What is required:
Each line below must be set down exactly; omit any image you find.

Data section:
++++++++
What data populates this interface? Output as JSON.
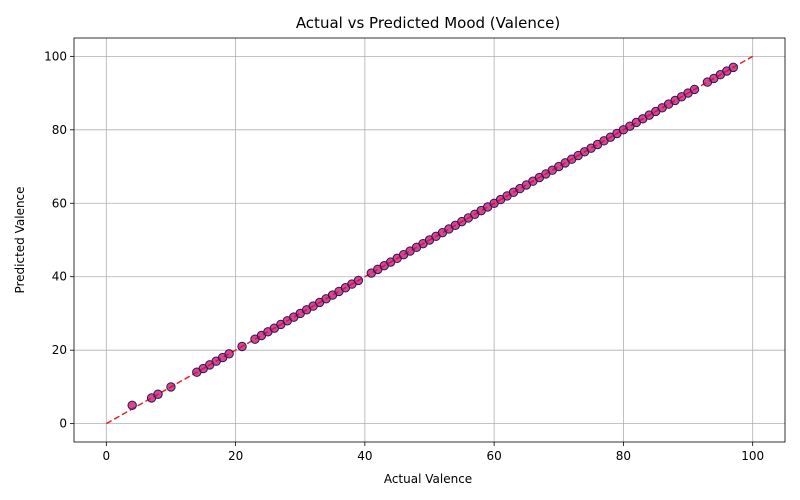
{
  "chart_data": {
    "type": "scatter",
    "title": "Actual vs Predicted Mood (Valence)",
    "xlabel": "Actual Valence",
    "ylabel": "Predicted Valence",
    "xlim": [
      -5,
      105
    ],
    "ylim": [
      -5,
      105
    ],
    "xticks": [
      0,
      20,
      40,
      60,
      80,
      100
    ],
    "yticks": [
      0,
      20,
      40,
      60,
      80,
      100
    ],
    "grid": true,
    "reference_line": {
      "x": [
        0,
        100
      ],
      "y": [
        0,
        100
      ],
      "style": "dashed",
      "color": "#e8202a"
    },
    "point_fill": "#c01060",
    "point_edge": "#301060",
    "series": [
      {
        "x": [
          4,
          7,
          8,
          10,
          14,
          15,
          16,
          17,
          18,
          19,
          21,
          23,
          24,
          25,
          26,
          27,
          28,
          29,
          30,
          31,
          32,
          33,
          34,
          35,
          36,
          37,
          38,
          39,
          41,
          42,
          43,
          44,
          45,
          46,
          47,
          48,
          49,
          50,
          51,
          52,
          53,
          54,
          55,
          56,
          57,
          58,
          59,
          60,
          61,
          62,
          63,
          64,
          65,
          66,
          67,
          68,
          69,
          70,
          71,
          72,
          73,
          74,
          75,
          76,
          77,
          78,
          79,
          80,
          81,
          82,
          83,
          84,
          85,
          86,
          87,
          88,
          89,
          90,
          91,
          93,
          94,
          95,
          96,
          97
        ],
        "y": [
          5,
          7,
          8,
          10,
          14,
          15,
          16,
          17,
          18,
          19,
          21,
          23,
          24,
          25,
          26,
          27,
          28,
          29,
          30,
          31,
          32,
          33,
          34,
          35,
          36,
          37,
          38,
          39,
          41,
          42,
          43,
          44,
          45,
          46,
          47,
          48,
          49,
          50,
          51,
          52,
          53,
          54,
          55,
          56,
          57,
          58,
          59,
          60,
          61,
          62,
          63,
          64,
          65,
          66,
          67,
          68,
          69,
          70,
          71,
          72,
          73,
          74,
          75,
          76,
          77,
          78,
          79,
          80,
          81,
          82,
          83,
          84,
          85,
          86,
          87,
          88,
          89,
          90,
          91,
          93,
          94,
          95,
          96,
          97
        ]
      }
    ]
  }
}
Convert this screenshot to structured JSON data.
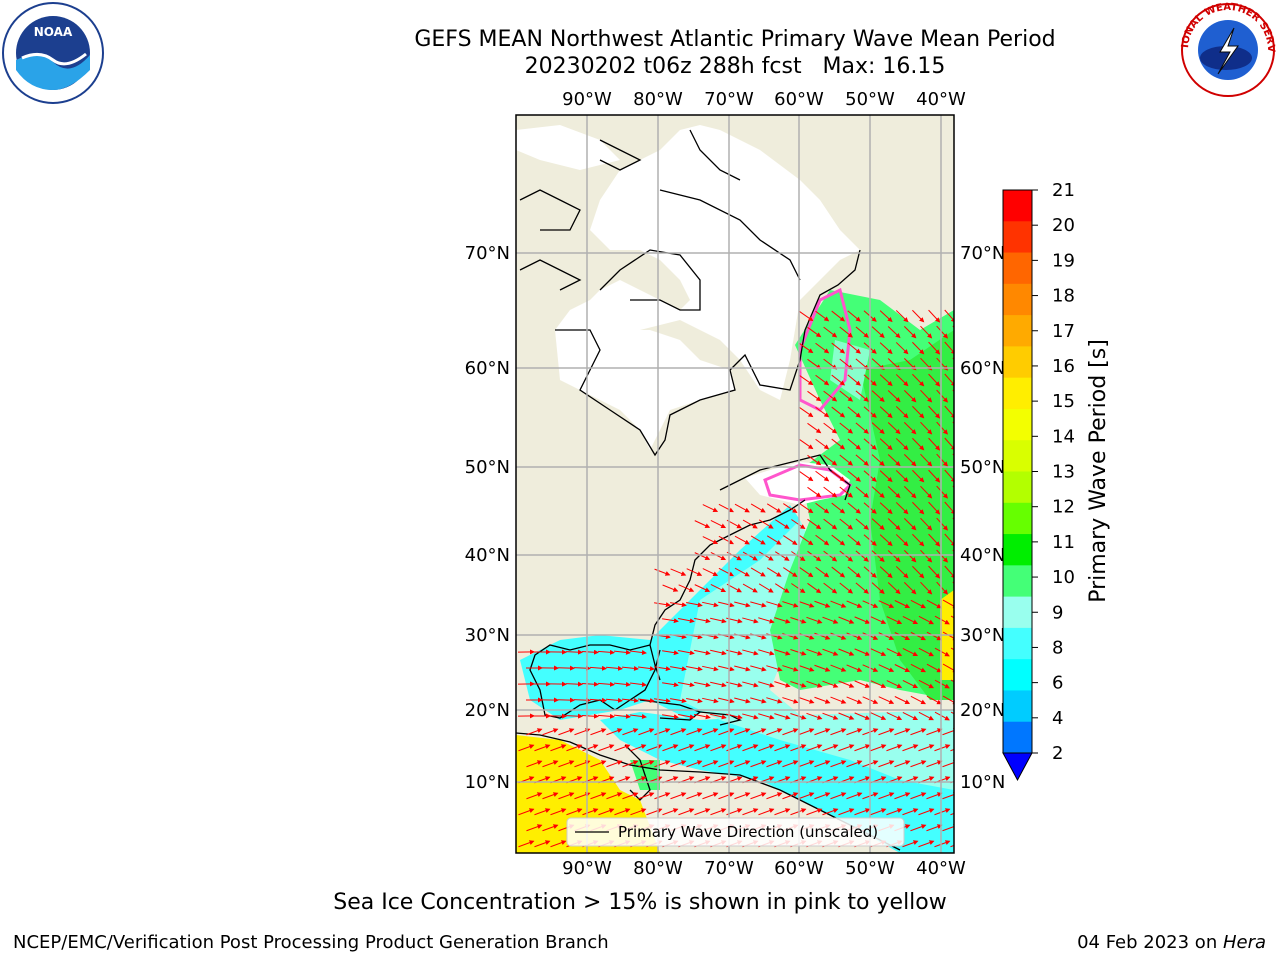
{
  "title": {
    "line1": "GEFS MEAN Northwest Atlantic Primary Wave Mean Period",
    "line2": "20230202 t06z 288h fcst   Max: 16.15"
  },
  "map": {
    "lon_labels": [
      "90°W",
      "80°W",
      "70°W",
      "60°W",
      "50°W",
      "40°W"
    ],
    "lat_labels": [
      "70°N",
      "60°N",
      "50°N",
      "40°N",
      "30°N",
      "20°N",
      "10°N"
    ],
    "legend_label": "Primary Wave Direction (unscaled)",
    "colors": {
      "land": "#efeddc",
      "ice": "#ffffff",
      "arrows": "#ff0000",
      "coastline": "#000000",
      "grid": "#b0b0b0"
    }
  },
  "colorbar": {
    "label": "Primary Wave Period [s]",
    "ticks": [
      "21",
      "20",
      "19",
      "18",
      "17",
      "16",
      "15",
      "14",
      "13",
      "12",
      "11",
      "10",
      "9",
      "8",
      "6",
      "4",
      "2"
    ],
    "colors": [
      "#ff0000",
      "#ff3300",
      "#ff6600",
      "#ff8800",
      "#ffaa00",
      "#ffcc00",
      "#ffee00",
      "#f3ff00",
      "#d9ff00",
      "#b3ff00",
      "#66ff00",
      "#00ee00",
      "#44ff77",
      "#99ffee",
      "#44ffff",
      "#00ffff",
      "#00ccff",
      "#0077ff"
    ],
    "extend_color": "#0000ff"
  },
  "caption": "Sea Ice Concentration > 15% is shown in pink to yellow",
  "footer": {
    "left": "NCEP/EMC/Verification Post Processing Product Generation Branch",
    "right_date": "04 Feb 2023 on ",
    "right_machine": "Hera"
  },
  "logos": {
    "noaa": "NOAA",
    "nws": "NATIONAL WEATHER SERVICE"
  }
}
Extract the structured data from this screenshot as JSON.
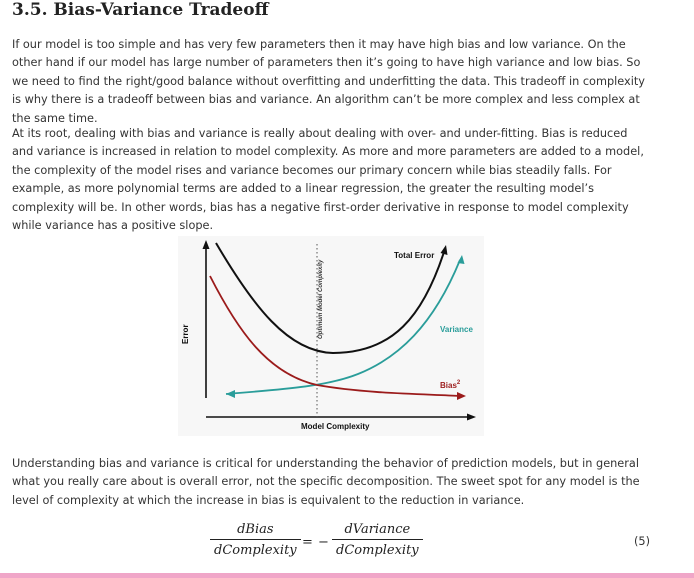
{
  "section": {
    "title": "3.5. Bias-Variance Tradeoff"
  },
  "paragraphs": [
    "If our model is too simple and has very few parameters then it may have high bias and low variance. On the other hand if our model has large number of parameters then it’s going to have high variance and low bias. So we need to find the right/good balance without overfitting and underfitting the data. This tradeoff in complexity is why there is a tradeoff between bias and variance. An algorithm can’t be more complex and less complex at the same time.",
    "At its root, dealing with bias and variance is really about dealing with over- and under-fitting. Bias is reduced and variance is increased in relation to model complexity. As more and more parameters are added to a model, the complexity of the model rises and variance becomes our primary concern while bias steadily falls. For example, as more polynomial terms are added to a linear regression, the greater the resulting model’s complexity will be. In other words, bias has a negative first-order derivative in response to model complexity while variance has a positive slope.",
    "Understanding bias and variance is critical for understanding the behavior of prediction models, but in general what you really care about is overall error, not the specific decomposition. The sweet spot for any model is the level of complexity at which the increase in bias is equivalent to the reduction in variance."
  ],
  "figure": {
    "labels": {
      "total_error": "Total Error",
      "variance": "Variance",
      "bias": "Bias",
      "bias_superscript": "2",
      "optimum": "Optimum Model Complexity",
      "x_axis": "Model Complexity",
      "y_axis": "Error"
    },
    "colors": {
      "total_error": "#111111",
      "variance": "#2a9d9a",
      "bias": "#9b1b1b",
      "axes": "#111111"
    }
  },
  "equation": {
    "lhs_numerator": "dBias",
    "lhs_denominator": "dComplexity",
    "sign": "=",
    "rhs_minus": "−",
    "rhs_numerator": "dVariance",
    "rhs_denominator": "dComplexity",
    "number": "(5)"
  }
}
++++++++
Result:
What data populates this interface? Output as JSON.
{
  "chart_data": {
    "type": "scatter",
    "title": "Actual vs Predicted Mood (Valence)",
    "xlabel": "Actual Valence",
    "ylabel": "Predicted Valence",
    "xlim": [
      -5,
      105
    ],
    "ylim": [
      -5,
      105
    ],
    "xticks": [
      0,
      20,
      40,
      60,
      80,
      100
    ],
    "yticks": [
      0,
      20,
      40,
      60,
      80,
      100
    ],
    "grid": true,
    "reference_line": {
      "x": [
        0,
        100
      ],
      "y": [
        0,
        100
      ],
      "style": "dashed",
      "color": "#e8202a"
    },
    "point_fill": "#c01060",
    "point_edge": "#301060",
    "series": [
      {
        "x": [
          4,
          7,
          8,
          10,
          14,
          15,
          16,
          17,
          18,
          19,
          21,
          23,
          24,
          25,
          26,
          27,
          28,
          29,
          30,
          31,
          32,
          33,
          34,
          35,
          36,
          37,
          38,
          39,
          41,
          42,
          43,
          44,
          45,
          46,
          47,
          48,
          49,
          50,
          51,
          52,
          53,
          54,
          55,
          56,
          57,
          58,
          59,
          60,
          61,
          62,
          63,
          64,
          65,
          66,
          67,
          68,
          69,
          70,
          71,
          72,
          73,
          74,
          75,
          76,
          77,
          78,
          79,
          80,
          81,
          82,
          83,
          84,
          85,
          86,
          87,
          88,
          89,
          90,
          91,
          93,
          94,
          95,
          96,
          97
        ],
        "y": [
          5,
          7,
          8,
          10,
          14,
          15,
          16,
          17,
          18,
          19,
          21,
          23,
          24,
          25,
          26,
          27,
          28,
          29,
          30,
          31,
          32,
          33,
          34,
          35,
          36,
          37,
          38,
          39,
          41,
          42,
          43,
          44,
          45,
          46,
          47,
          48,
          49,
          50,
          51,
          52,
          53,
          54,
          55,
          56,
          57,
          58,
          59,
          60,
          61,
          62,
          63,
          64,
          65,
          66,
          67,
          68,
          69,
          70,
          71,
          72,
          73,
          74,
          75,
          76,
          77,
          78,
          79,
          80,
          81,
          82,
          83,
          84,
          85,
          86,
          87,
          88,
          89,
          90,
          91,
          93,
          94,
          95,
          96,
          97
        ]
      }
    ]
  }
}
Convert this screenshot to structured JSON data.
{
  "title": {
    "line1": "GEFS MEAN Northwest Atlantic Primary Wave Mean Period",
    "line2": "20230202 t06z 288h fcst   Max: 16.15"
  },
  "map": {
    "lon_labels": [
      "90°W",
      "80°W",
      "70°W",
      "60°W",
      "50°W",
      "40°W"
    ],
    "lat_labels": [
      "70°N",
      "60°N",
      "50°N",
      "40°N",
      "30°N",
      "20°N",
      "10°N"
    ],
    "legend_label": "Primary Wave Direction (unscaled)",
    "colors": {
      "land": "#efeddc",
      "ice": "#ffffff",
      "arrows": "#ff0000",
      "coastline": "#000000",
      "grid": "#b0b0b0"
    }
  },
  "colorbar": {
    "label": "Primary Wave Period [s]",
    "ticks": [
      "21",
      "20",
      "19",
      "18",
      "17",
      "16",
      "15",
      "14",
      "13",
      "12",
      "11",
      "10",
      "9",
      "8",
      "6",
      "4",
      "2"
    ],
    "colors": [
      "#ff0000",
      "#ff3300",
      "#ff6600",
      "#ff8800",
      "#ffaa00",
      "#ffcc00",
      "#ffee00",
      "#f3ff00",
      "#d9ff00",
      "#b3ff00",
      "#66ff00",
      "#00ee00",
      "#44ff77",
      "#99ffee",
      "#44ffff",
      "#00ffff",
      "#00ccff",
      "#0077ff"
    ],
    "extend_color": "#0000ff"
  },
  "caption": "Sea Ice Concentration > 15% is shown in pink to yellow",
  "footer": {
    "left": "NCEP/EMC/Verification Post Processing Product Generation Branch",
    "right_date": "04 Feb 2023 on ",
    "right_machine": "Hera"
  },
  "logos": {
    "noaa": "NOAA",
    "nws": "NATIONAL WEATHER SERVICE"
  }
}
Extract the structured data from this screenshot as JSON.
{
  "section": {
    "title": "3.5. Bias-Variance Tradeoff"
  },
  "paragraphs": [
    "If our model is too simple and has very few parameters then it may have high bias and low variance. On the other hand if our model has large number of parameters then it’s going to have high variance and low bias. So we need to find the right/good balance without overfitting and underfitting the data. This tradeoff in complexity is why there is a tradeoff between bias and variance. An algorithm can’t be more complex and less complex at the same time.",
    "At its root, dealing with bias and variance is really about dealing with over- and under-fitting. Bias is reduced and variance is increased in relation to model complexity. As more and more parameters are added to a model, the complexity of the model rises and variance becomes our primary concern while bias steadily falls. For example, as more polynomial terms are added to a linear regression, the greater the resulting model’s complexity will be. In other words, bias has a negative first-order derivative in response to model complexity while variance has a positive slope.",
    "Understanding bias and variance is critical for understanding the behavior of prediction models, but in general what you really care about is overall error, not the specific decomposition. The sweet spot for any model is the level of complexity at which the increase in bias is equivalent to the reduction in variance."
  ],
  "figure": {
    "labels": {
      "total_error": "Total Error",
      "variance": "Variance",
      "bias": "Bias",
      "bias_superscript": "2",
      "optimum": "Optimum Model Complexity",
      "x_axis": "Model Complexity",
      "y_axis": "Error"
    },
    "colors": {
      "total_error": "#111111",
      "variance": "#2a9d9a",
      "bias": "#9b1b1b",
      "axes": "#111111"
    }
  },
  "equation": {
    "lhs_numerator": "dBias",
    "lhs_denominator": "dComplexity",
    "sign": "=",
    "rhs_minus": "−",
    "rhs_numerator": "dVariance",
    "rhs_denominator": "dComplexity",
    "number": "(5)"
  }
}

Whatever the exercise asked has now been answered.